◆ INPUT MATERIAL:
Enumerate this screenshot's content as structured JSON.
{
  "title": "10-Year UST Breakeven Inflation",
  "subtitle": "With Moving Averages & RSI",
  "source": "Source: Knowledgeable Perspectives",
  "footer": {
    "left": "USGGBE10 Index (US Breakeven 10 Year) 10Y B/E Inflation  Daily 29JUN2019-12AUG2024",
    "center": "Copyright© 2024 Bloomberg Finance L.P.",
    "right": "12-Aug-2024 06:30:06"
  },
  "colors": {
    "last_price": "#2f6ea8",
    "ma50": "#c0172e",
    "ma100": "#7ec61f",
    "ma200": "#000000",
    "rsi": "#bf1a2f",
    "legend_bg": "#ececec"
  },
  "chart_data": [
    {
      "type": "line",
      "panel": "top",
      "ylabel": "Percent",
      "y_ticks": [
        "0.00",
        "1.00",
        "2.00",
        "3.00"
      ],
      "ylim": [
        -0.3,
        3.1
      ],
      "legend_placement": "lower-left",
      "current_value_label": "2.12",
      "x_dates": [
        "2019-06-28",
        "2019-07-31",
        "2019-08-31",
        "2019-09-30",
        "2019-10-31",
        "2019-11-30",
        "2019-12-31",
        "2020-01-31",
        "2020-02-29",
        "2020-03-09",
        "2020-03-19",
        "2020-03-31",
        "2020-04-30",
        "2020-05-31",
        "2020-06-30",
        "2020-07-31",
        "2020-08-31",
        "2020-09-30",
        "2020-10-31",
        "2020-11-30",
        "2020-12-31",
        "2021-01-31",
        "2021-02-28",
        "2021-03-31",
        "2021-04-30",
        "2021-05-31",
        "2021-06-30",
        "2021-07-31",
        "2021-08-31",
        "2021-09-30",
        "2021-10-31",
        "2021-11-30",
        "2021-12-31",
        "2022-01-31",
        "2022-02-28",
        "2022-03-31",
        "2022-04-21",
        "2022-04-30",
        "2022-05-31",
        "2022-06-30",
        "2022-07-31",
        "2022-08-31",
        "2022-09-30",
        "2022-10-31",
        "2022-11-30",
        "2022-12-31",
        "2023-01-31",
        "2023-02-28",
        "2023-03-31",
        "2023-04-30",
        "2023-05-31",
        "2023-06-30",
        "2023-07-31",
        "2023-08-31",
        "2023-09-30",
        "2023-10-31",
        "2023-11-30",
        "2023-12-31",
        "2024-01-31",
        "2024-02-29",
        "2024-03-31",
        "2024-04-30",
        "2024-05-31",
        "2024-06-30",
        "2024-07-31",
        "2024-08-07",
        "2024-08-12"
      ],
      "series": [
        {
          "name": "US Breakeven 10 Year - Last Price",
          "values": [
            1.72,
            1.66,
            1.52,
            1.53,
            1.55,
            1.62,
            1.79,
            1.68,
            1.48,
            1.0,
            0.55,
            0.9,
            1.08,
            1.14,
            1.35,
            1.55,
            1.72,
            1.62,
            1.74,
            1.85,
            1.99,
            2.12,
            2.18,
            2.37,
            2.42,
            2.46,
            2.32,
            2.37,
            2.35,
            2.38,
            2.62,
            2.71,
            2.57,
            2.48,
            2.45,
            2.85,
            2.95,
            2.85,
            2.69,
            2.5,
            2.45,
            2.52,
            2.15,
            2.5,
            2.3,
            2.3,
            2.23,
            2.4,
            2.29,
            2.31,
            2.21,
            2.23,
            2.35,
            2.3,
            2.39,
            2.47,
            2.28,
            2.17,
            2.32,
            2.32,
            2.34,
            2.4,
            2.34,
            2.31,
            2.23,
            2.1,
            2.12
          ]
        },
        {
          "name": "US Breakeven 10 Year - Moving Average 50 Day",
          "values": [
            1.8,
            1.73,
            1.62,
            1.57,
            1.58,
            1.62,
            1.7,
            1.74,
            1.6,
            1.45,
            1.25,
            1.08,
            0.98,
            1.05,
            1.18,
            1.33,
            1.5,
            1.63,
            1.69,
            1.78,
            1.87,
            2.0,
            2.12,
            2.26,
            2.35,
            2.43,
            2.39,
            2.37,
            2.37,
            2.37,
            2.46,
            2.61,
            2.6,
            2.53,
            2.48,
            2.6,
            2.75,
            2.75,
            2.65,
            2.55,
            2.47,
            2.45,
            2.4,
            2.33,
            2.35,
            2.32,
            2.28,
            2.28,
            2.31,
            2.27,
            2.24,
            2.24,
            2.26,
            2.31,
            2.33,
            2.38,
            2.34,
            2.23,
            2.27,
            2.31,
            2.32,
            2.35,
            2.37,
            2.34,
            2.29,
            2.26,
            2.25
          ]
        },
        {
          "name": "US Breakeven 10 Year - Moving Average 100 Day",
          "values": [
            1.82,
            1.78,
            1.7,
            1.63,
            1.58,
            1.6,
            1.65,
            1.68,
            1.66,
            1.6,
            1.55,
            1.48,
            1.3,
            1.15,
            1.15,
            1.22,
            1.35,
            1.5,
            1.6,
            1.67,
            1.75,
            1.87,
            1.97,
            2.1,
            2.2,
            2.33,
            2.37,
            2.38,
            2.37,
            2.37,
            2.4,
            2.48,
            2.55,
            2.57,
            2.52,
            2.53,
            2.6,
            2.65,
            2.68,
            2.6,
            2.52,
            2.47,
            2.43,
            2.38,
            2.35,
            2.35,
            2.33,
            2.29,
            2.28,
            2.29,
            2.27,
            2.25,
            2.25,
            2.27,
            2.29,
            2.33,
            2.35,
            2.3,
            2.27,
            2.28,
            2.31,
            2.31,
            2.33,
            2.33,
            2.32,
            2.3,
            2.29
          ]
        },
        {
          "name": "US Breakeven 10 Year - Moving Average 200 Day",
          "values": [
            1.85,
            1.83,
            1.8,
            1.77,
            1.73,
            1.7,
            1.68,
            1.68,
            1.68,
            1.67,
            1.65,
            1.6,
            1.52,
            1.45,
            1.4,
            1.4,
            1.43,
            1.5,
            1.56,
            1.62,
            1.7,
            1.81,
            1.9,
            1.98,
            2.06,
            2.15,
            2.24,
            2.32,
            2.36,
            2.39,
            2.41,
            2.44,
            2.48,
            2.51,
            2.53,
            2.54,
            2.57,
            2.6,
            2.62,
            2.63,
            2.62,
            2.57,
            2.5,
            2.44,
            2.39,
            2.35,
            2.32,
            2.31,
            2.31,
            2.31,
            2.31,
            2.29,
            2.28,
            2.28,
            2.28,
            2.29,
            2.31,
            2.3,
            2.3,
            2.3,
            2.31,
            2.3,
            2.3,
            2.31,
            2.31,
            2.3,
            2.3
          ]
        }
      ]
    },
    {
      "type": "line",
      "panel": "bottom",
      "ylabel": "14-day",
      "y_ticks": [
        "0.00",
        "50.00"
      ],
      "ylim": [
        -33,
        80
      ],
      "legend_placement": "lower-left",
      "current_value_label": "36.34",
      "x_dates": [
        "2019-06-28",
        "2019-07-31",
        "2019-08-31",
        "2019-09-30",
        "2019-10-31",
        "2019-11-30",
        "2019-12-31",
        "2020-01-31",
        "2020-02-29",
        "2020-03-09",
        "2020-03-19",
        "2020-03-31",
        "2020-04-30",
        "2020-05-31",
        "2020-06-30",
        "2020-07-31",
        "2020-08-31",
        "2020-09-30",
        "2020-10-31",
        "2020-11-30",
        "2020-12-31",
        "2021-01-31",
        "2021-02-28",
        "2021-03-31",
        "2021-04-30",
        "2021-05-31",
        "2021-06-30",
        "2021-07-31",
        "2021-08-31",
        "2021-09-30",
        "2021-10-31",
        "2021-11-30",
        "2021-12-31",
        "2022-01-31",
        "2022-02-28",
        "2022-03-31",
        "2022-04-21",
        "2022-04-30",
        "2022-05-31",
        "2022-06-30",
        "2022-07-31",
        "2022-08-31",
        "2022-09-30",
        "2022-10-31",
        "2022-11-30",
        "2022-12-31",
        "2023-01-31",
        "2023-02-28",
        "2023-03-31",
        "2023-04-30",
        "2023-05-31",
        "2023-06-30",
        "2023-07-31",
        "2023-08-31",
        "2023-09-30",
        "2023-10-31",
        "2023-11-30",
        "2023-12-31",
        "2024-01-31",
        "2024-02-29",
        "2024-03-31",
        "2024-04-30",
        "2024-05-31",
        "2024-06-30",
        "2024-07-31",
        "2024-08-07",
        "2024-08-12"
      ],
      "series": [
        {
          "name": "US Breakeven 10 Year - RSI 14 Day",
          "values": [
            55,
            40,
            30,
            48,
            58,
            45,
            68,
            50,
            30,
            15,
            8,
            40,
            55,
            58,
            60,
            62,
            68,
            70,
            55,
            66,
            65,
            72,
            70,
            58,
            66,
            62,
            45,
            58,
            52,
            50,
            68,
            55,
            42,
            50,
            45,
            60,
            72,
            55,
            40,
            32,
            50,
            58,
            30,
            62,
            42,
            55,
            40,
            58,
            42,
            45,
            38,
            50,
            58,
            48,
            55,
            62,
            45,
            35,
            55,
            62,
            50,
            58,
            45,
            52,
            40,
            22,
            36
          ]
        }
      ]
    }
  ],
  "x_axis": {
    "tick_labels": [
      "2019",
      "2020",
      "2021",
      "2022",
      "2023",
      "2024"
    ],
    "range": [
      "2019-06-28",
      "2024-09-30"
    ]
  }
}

◆ WHAT THE TASK ASKS: Determine how many lines of the data contain the word "Moving", and reply with that number only.

◆ RESULT FOR THIS EXERCISE: 4